WHAT IS REQUIRED - Return all entries word for word, but drop any images.

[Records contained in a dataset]
☆ ☆ ☆ ☆

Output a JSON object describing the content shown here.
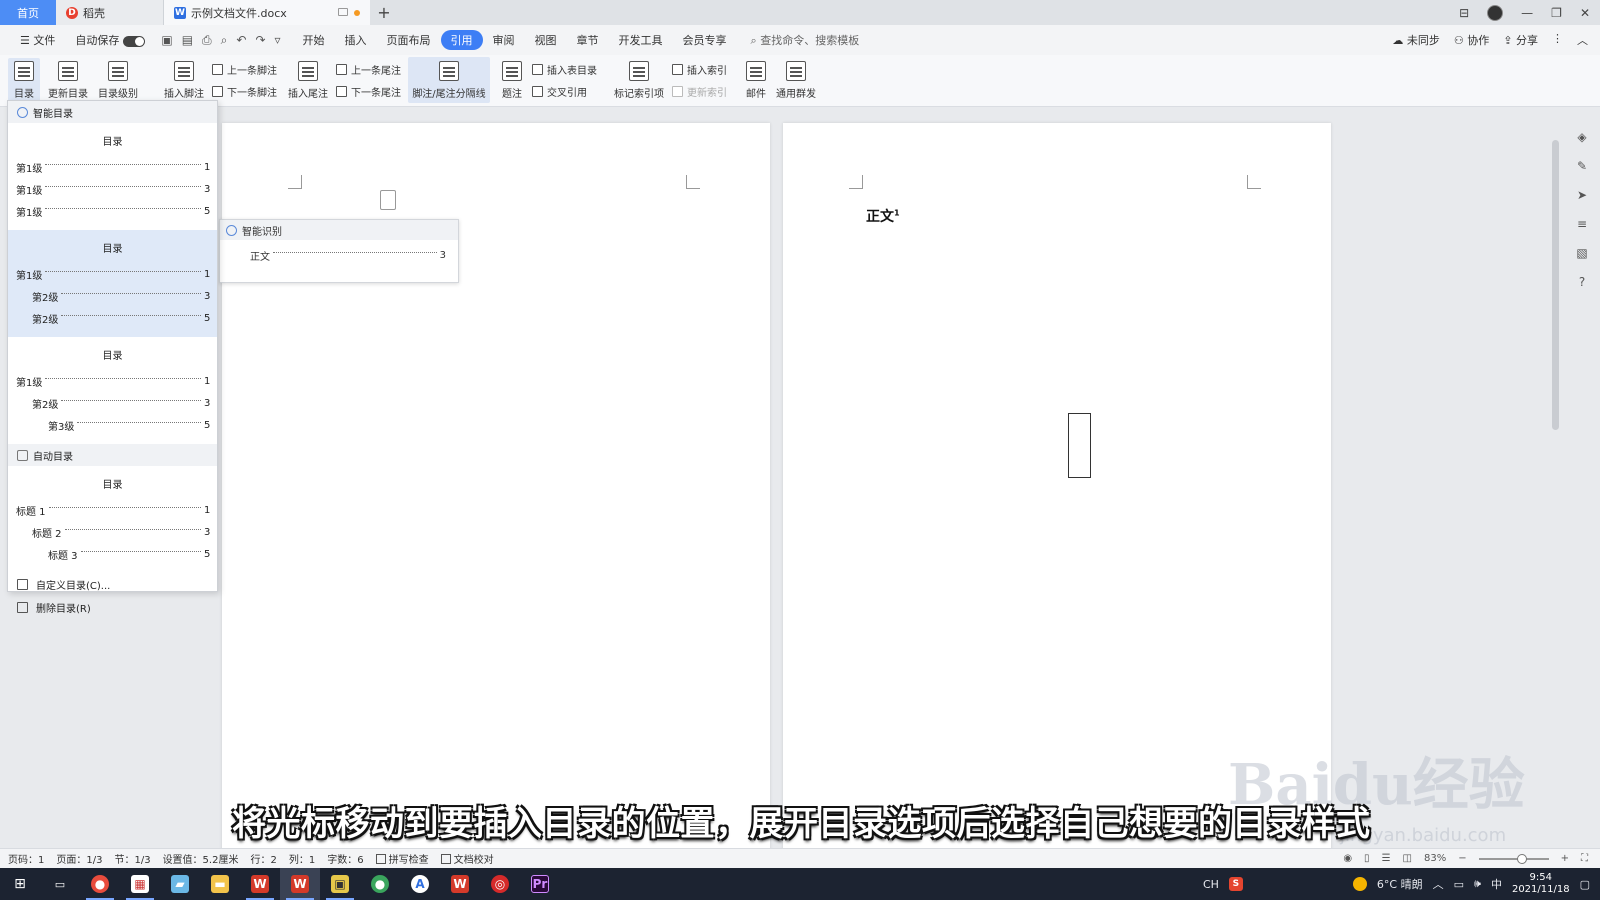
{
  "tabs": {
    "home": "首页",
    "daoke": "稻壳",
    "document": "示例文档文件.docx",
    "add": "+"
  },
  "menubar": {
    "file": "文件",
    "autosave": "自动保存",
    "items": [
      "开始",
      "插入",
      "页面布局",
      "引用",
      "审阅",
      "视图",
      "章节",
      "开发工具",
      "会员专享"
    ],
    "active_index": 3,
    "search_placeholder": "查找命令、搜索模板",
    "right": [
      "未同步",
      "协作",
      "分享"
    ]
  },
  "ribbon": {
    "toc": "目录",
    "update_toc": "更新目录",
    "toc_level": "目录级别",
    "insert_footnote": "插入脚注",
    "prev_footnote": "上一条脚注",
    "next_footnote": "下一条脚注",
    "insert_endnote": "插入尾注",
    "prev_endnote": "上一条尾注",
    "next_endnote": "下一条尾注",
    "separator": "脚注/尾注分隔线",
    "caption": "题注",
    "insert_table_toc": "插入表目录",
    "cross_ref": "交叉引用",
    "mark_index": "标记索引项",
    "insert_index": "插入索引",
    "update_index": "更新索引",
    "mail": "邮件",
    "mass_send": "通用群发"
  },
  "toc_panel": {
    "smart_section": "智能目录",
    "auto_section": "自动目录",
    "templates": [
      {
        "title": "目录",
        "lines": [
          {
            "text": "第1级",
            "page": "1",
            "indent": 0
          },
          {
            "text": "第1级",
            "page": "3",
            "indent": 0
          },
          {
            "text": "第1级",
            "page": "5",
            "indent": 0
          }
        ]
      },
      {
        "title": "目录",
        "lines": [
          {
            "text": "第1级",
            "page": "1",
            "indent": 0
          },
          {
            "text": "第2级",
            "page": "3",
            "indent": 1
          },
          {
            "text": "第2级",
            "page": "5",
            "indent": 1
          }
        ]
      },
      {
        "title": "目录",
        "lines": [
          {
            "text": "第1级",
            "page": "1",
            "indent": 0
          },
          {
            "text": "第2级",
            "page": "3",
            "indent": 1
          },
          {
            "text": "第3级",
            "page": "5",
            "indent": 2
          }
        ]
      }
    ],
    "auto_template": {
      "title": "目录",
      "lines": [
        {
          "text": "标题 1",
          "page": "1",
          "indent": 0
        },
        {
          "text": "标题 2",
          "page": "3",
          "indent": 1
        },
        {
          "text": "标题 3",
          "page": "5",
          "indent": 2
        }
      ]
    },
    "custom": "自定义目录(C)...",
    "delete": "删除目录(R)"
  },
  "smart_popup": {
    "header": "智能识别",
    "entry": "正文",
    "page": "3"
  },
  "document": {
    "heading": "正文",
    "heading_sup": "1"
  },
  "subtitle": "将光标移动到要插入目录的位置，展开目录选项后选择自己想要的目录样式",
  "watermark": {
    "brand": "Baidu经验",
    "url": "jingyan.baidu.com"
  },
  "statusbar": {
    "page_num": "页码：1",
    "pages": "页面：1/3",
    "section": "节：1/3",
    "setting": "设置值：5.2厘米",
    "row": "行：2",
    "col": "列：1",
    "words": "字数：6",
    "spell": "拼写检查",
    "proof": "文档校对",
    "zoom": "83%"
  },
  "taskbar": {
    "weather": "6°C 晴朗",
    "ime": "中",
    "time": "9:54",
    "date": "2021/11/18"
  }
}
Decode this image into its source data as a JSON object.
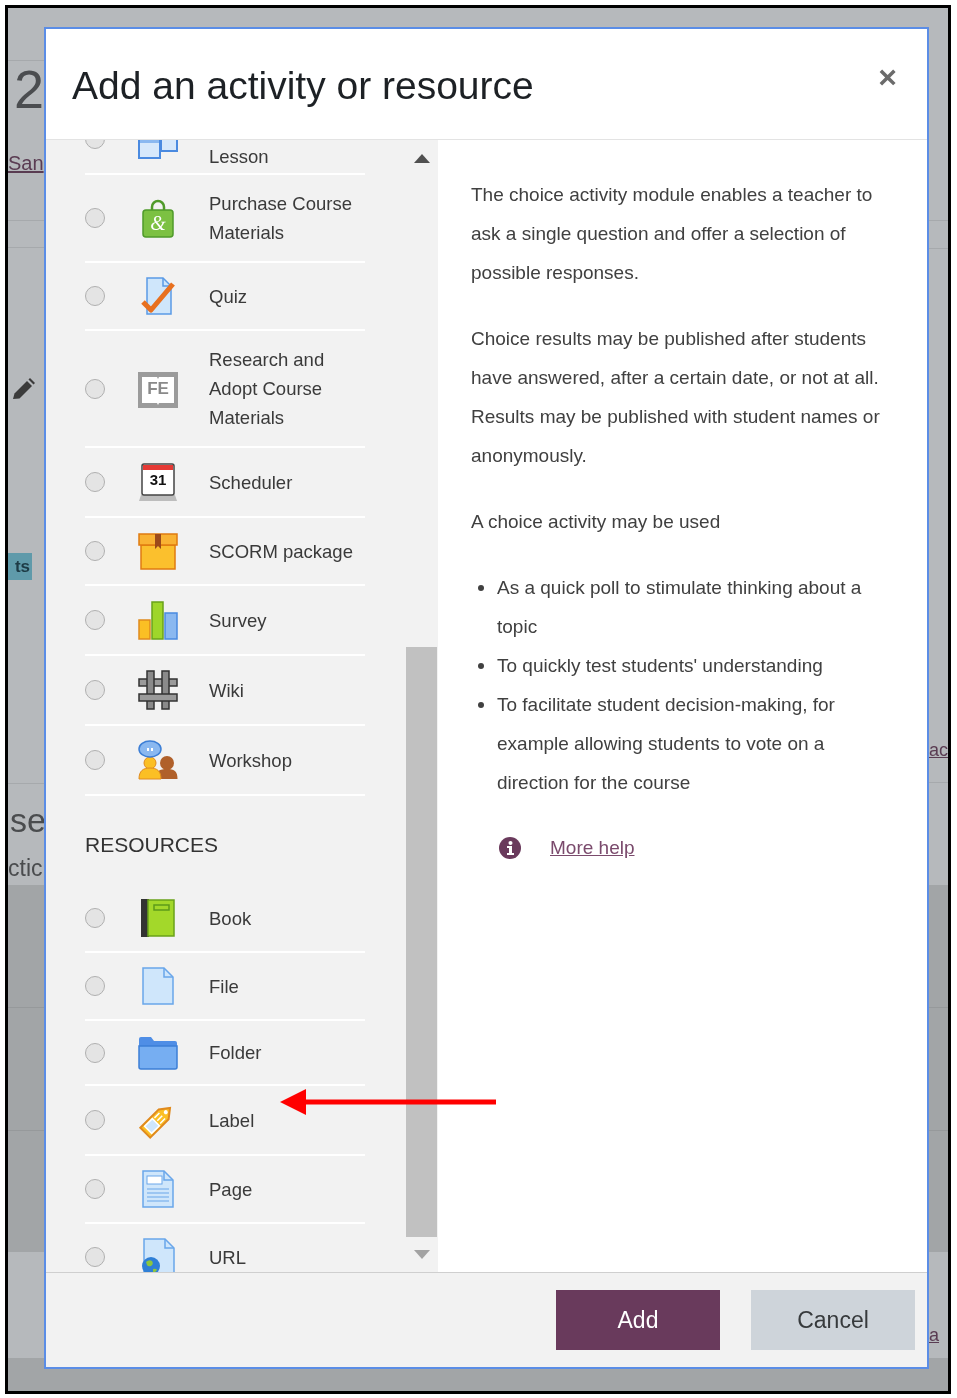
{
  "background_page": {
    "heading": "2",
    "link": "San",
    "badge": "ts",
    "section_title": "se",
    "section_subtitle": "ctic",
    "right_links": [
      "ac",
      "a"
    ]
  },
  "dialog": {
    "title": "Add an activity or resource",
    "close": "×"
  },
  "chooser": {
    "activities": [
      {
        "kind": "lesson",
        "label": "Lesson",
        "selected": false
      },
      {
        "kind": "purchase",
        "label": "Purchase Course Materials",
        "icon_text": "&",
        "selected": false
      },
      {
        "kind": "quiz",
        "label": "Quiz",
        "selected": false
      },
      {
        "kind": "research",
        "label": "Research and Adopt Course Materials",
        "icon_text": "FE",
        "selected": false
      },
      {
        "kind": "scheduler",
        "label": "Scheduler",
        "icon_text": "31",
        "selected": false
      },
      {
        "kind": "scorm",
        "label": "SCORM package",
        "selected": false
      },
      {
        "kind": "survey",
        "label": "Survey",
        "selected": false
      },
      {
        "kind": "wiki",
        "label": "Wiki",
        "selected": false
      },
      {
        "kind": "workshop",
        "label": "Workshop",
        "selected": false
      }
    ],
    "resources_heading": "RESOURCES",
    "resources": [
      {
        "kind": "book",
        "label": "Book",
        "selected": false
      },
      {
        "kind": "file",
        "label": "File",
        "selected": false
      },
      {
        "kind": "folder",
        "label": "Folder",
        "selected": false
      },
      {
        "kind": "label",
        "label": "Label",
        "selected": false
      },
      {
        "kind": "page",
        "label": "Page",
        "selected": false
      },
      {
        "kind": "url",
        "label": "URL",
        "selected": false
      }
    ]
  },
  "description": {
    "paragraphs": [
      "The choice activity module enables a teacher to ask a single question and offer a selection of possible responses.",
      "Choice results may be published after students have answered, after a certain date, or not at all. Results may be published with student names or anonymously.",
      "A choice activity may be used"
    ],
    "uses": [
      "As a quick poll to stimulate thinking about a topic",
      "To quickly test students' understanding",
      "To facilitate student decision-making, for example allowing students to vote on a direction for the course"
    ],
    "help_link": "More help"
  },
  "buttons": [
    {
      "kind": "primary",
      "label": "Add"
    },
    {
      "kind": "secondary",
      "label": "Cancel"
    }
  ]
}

☆ ☆ ☆ ☆

TASK OUTPUT -
Output a JSON object describing the content shown here.
{
  "tabs": {
    "home": "首页",
    "daoke": "稻壳",
    "document": "示例文档文件.docx",
    "add": "+"
  },
  "menubar": {
    "file": "文件",
    "autosave": "自动保存",
    "items": [
      "开始",
      "插入",
      "页面布局",
      "引用",
      "审阅",
      "视图",
      "章节",
      "开发工具",
      "会员专享"
    ],
    "active_index": 3,
    "search_placeholder": "查找命令、搜索模板",
    "right": [
      "未同步",
      "协作",
      "分享"
    ]
  },
  "ribbon": {
    "toc": "目录",
    "update_toc": "更新目录",
    "toc_level": "目录级别",
    "insert_footnote": "插入脚注",
    "prev_footnote": "上一条脚注",
    "next_footnote": "下一条脚注",
    "insert_endnote": "插入尾注",
    "prev_endnote": "上一条尾注",
    "next_endnote": "下一条尾注",
    "separator": "脚注/尾注分隔线",
    "caption": "题注",
    "insert_table_toc": "插入表目录",
    "cross_ref": "交叉引用",
    "mark_index": "标记索引项",
    "insert_index": "插入索引",
    "update_index": "更新索引",
    "mail": "邮件",
    "mass_send": "通用群发"
  },
  "toc_panel": {
    "smart_section": "智能目录",
    "auto_section": "自动目录",
    "templates": [
      {
        "title": "目录",
        "lines": [
          {
            "text": "第1级",
            "page": "1",
            "indent": 0
          },
          {
            "text": "第1级",
            "page": "3",
            "indent": 0
          },
          {
            "text": "第1级",
            "page": "5",
            "indent": 0
          }
        ]
      },
      {
        "title": "目录",
        "lines": [
          {
            "text": "第1级",
            "page": "1",
            "indent": 0
          },
          {
            "text": "第2级",
            "page": "3",
            "indent": 1
          },
          {
            "text": "第2级",
            "page": "5",
            "indent": 1
          }
        ]
      },
      {
        "title": "目录",
        "lines": [
          {
            "text": "第1级",
            "page": "1",
            "indent": 0
          },
          {
            "text": "第2级",
            "page": "3",
            "indent": 1
          },
          {
            "text": "第3级",
            "page": "5",
            "indent": 2
          }
        ]
      }
    ],
    "auto_template": {
      "title": "目录",
      "lines": [
        {
          "text": "标题 1",
          "page": "1",
          "indent": 0
        },
        {
          "text": "标题 2",
          "page": "3",
          "indent": 1
        },
        {
          "text": "标题 3",
          "page": "5",
          "indent": 2
        }
      ]
    },
    "custom": "自定义目录(C)...",
    "delete": "删除目录(R)"
  },
  "smart_popup": {
    "header": "智能识别",
    "entry": "正文",
    "page": "3"
  },
  "document": {
    "heading": "正文",
    "heading_sup": "1"
  },
  "subtitle": "将光标移动到要插入目录的位置，展开目录选项后选择自己想要的目录样式",
  "watermark": {
    "brand": "Baidu经验",
    "url": "jingyan.baidu.com"
  },
  "statusbar": {
    "page_num": "页码：1",
    "pages": "页面：1/3",
    "section": "节：1/3",
    "setting": "设置值：5.2厘米",
    "row": "行：2",
    "col": "列：1",
    "words": "字数：6",
    "spell": "拼写检查",
    "proof": "文档校对",
    "zoom": "83%"
  },
  "taskbar": {
    "weather": "6°C 晴朗",
    "ime": "中",
    "time": "9:54",
    "date": "2021/11/18"
  }
}
Decode this image into its source data as a JSON object.
{
  "background_page": {
    "heading": "2",
    "link": "San",
    "badge": "ts",
    "section_title": "se",
    "section_subtitle": "ctic",
    "right_links": [
      "ac",
      "a"
    ]
  },
  "dialog": {
    "title": "Add an activity or resource",
    "close": "×"
  },
  "chooser": {
    "activities": [
      {
        "kind": "lesson",
        "label": "Lesson",
        "selected": false
      },
      {
        "kind": "purchase",
        "label": "Purchase Course Materials",
        "icon_text": "&",
        "selected": false
      },
      {
        "kind": "quiz",
        "label": "Quiz",
        "selected": false
      },
      {
        "kind": "research",
        "label": "Research and Adopt Course Materials",
        "icon_text": "FE",
        "selected": false
      },
      {
        "kind": "scheduler",
        "label": "Scheduler",
        "icon_text": "31",
        "selected": false
      },
      {
        "kind": "scorm",
        "label": "SCORM package",
        "selected": false
      },
      {
        "kind": "survey",
        "label": "Survey",
        "selected": false
      },
      {
        "kind": "wiki",
        "label": "Wiki",
        "selected": false
      },
      {
        "kind": "workshop",
        "label": "Workshop",
        "selected": false
      }
    ],
    "resources_heading": "RESOURCES",
    "resources": [
      {
        "kind": "book",
        "label": "Book",
        "selected": false
      },
      {
        "kind": "file",
        "label": "File",
        "selected": false
      },
      {
        "kind": "folder",
        "label": "Folder",
        "selected": false
      },
      {
        "kind": "label",
        "label": "Label",
        "selected": false
      },
      {
        "kind": "page",
        "label": "Page",
        "selected": false
      },
      {
        "kind": "url",
        "label": "URL",
        "selected": false
      }
    ]
  },
  "description": {
    "paragraphs": [
      "The choice activity module enables a teacher to ask a single question and offer a selection of possible responses.",
      "Choice results may be published after students have answered, after a certain date, or not at all. Results may be published with student names or anonymously.",
      "A choice activity may be used"
    ],
    "uses": [
      "As a quick poll to stimulate thinking about a topic",
      "To quickly test students' understanding",
      "To facilitate student decision-making, for example allowing students to vote on a direction for the course"
    ],
    "help_link": "More help"
  },
  "buttons": [
    {
      "kind": "primary",
      "label": "Add"
    },
    {
      "kind": "secondary",
      "label": "Cancel"
    }
  ]
}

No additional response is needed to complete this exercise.